▶ **WHAT TO WORK ON**: Can you reproduce the boat propeller thread from "## frostbite" to "light as it is.", swapping "stock prop" out for "factory prop"?

* begin PROVIDED PASSAGE *

# Shadowcast 18 with new Suzuki 25 Prop Thread



## pt448

This guy might be able to give you some insight as well.

http://www.oldcityguideservice.com/the-skiff


----------



## tomahawk

Sounds like you need to drop down to a 10 or 9 pitch depending on what your max rpm is for the motor.


----------



## bermuda

> Sounds like you need to drop down to a 10 or 9 pitch depending on what your max rpm is for the motor.


Thanks for the replies - I would like to go down to a 10 or 9 pitch but powertech doesn't make the prop in that pitch -  they really don't even make a 11 pitch - they took a 12 pitch and made it into the 11 pitch i have.  I am hoping once more folks get this motor they will be compelled to make 9 and 10 pitch props - I bet a 9 would have me movin'.


----------



## frostbite

Something doesn't seem quite right to me....
I use a 20hp Suzuki on a Jon boat with two people stock prop and get 25mph consistently.
I would think even stock prop should give u at least 27 28


----------



## bermuda

Hi - what size Jon Boat?  I have a 1436 tracker I run a 6 hp on - I'm sure it would fly with a 20 hp as light as it is.

* end PROVIDED PASSAGE *
* begin DATASET SECTION *

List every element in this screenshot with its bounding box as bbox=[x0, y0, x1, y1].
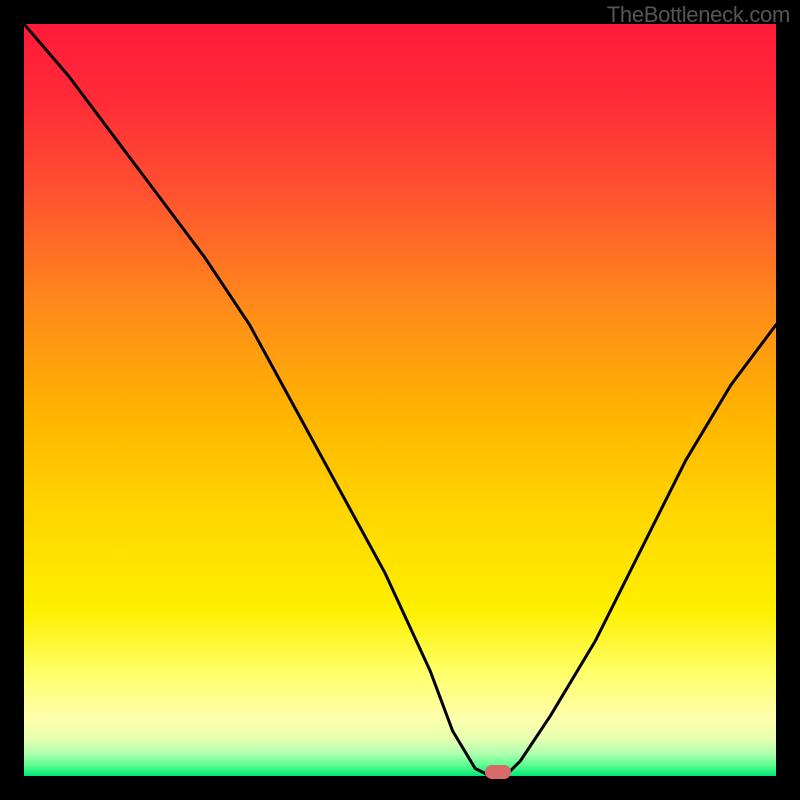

* end DATASET SECTION *

▶ **SOLUTION BELOW**:
## frostbite

Something doesn't seem quite right to me....
I use a 20hp Suzuki on a Jon boat with two people factory prop and get 25mph consistently.
I would think even factory prop should give u at least 27 28


----------



## bermuda

Hi - what size Jon Boat?  I have a 1436 tracker I run a 6 hp on - I'm sure it would fly with a 20 hp as light as it is.